**Selected text**.
╭──

This is not some sort of tit-for-tat ploy; I really am upset. I spent the better part of the morning crafting a detailed response to contribute to the discussion, trying to make my points as clearly as possible, and I have explained what I meant as clearly as I could.

3 Likes

I would say the question of "standard library trim" is largely irrelevant to the merits of this specific proposal. No matter what, the standard library is responsible for "providing support for language primitives" as @xwu pointed out, and since this proposal is pitched as becoming an idiomatic way of handling unexpected nils, going so far as propose changes to fixits to use the new operator, it's arguably vying to become one of those primitives. The role and scope of the standard library is an interesting question I think we have some work to do to clarify, but I don't think that discussion belongs in this review thread.

6 Likes

I'm in support of adding !! — and I generally err on the conservative side when it comes to growing the standard library. I can see places in my apps and frameworks where I would like to be able to annotate the force-unwraps with a more descriptive message. I know I am guilty of just writing value! in the past because I was too lazy to write out guard let x = optional else { fatalError("descriptive reason") }.

╰──

**Excerpts from a dataset**.
╭──

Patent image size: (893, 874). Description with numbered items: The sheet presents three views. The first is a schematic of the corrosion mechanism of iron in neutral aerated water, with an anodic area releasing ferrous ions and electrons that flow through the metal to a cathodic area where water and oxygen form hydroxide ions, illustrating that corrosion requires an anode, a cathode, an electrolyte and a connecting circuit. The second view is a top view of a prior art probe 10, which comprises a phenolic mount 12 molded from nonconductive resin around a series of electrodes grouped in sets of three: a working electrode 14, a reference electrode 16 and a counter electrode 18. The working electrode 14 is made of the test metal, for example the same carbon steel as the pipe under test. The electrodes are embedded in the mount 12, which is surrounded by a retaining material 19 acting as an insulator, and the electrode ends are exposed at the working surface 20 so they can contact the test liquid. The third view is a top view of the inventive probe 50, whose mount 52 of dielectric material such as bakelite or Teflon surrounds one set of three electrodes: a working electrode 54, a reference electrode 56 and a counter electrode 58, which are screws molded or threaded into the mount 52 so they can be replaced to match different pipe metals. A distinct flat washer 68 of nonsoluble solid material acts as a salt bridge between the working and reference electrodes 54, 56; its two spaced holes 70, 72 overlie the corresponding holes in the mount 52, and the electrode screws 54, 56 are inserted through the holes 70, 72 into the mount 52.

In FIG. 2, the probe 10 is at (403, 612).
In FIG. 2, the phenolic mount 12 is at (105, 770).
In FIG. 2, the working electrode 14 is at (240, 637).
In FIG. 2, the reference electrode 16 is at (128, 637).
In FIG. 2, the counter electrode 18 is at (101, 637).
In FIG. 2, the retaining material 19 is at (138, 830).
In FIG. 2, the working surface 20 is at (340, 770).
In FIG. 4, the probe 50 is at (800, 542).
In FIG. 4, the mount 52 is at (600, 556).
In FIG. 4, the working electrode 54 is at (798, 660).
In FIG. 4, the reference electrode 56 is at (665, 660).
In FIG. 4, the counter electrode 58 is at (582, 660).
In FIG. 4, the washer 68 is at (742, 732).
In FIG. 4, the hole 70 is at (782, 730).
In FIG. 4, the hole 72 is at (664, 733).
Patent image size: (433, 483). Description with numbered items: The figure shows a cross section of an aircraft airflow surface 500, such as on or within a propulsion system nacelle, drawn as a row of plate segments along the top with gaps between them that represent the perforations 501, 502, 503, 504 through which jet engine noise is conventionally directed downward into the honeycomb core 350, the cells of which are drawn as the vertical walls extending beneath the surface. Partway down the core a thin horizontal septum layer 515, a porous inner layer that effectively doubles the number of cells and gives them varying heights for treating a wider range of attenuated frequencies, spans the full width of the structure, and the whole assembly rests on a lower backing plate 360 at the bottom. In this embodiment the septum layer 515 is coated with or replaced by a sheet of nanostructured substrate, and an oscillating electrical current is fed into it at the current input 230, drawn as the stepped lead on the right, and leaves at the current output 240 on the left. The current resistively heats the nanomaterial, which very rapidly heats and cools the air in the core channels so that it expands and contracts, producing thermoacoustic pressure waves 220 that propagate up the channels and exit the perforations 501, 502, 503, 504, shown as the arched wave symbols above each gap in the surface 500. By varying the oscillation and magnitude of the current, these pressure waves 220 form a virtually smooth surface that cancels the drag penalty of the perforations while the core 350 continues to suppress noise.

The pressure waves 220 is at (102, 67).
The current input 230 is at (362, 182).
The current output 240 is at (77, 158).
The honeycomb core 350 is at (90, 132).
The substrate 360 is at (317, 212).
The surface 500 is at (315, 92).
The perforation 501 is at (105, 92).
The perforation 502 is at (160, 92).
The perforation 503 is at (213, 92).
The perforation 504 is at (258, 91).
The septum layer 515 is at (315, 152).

╰──

**Problem set**.
[A] Output the passage of the forum thread starting at "I would say" and ending at "this review thread.".
[B] Decide whether each statement below agrees with the forum thread, answering yes or no and quoting the words of the thread that settle it: (i) The first paragraph describes its writer's reaction as a tit-for-tat ploy. (ii) The paragraph about "standard library trim" holds that the role and scope of the standard library should be discussed in this review thread. (iii) The writer of the last paragraph supports adding !!.

**Answers by item**.
[A]
I would say the question of "standard library trim" is largely irrelevant to the merits of this specific proposal. No matter what, the standard library is responsible for "providing support for language primitives" as @xwu pointed out, and since this proposal is pitched as becoming an idiomatic way of handling unexpected nils, going so far as propose changes to fixits to use the new operator, it's arguably vying to become one of those primitives. The role and scope of the standard library is an interesting question I think we have some work to do to clarify, but I don't think that discussion belongs in this review thread.

[B]
(i) No: "This is not some sort of tit-for-tat ploy; I really am upset."
(ii) No: "but I don't think that discussion belongs in this review thread."
(iii) Yes: "I'm in support of adding !!"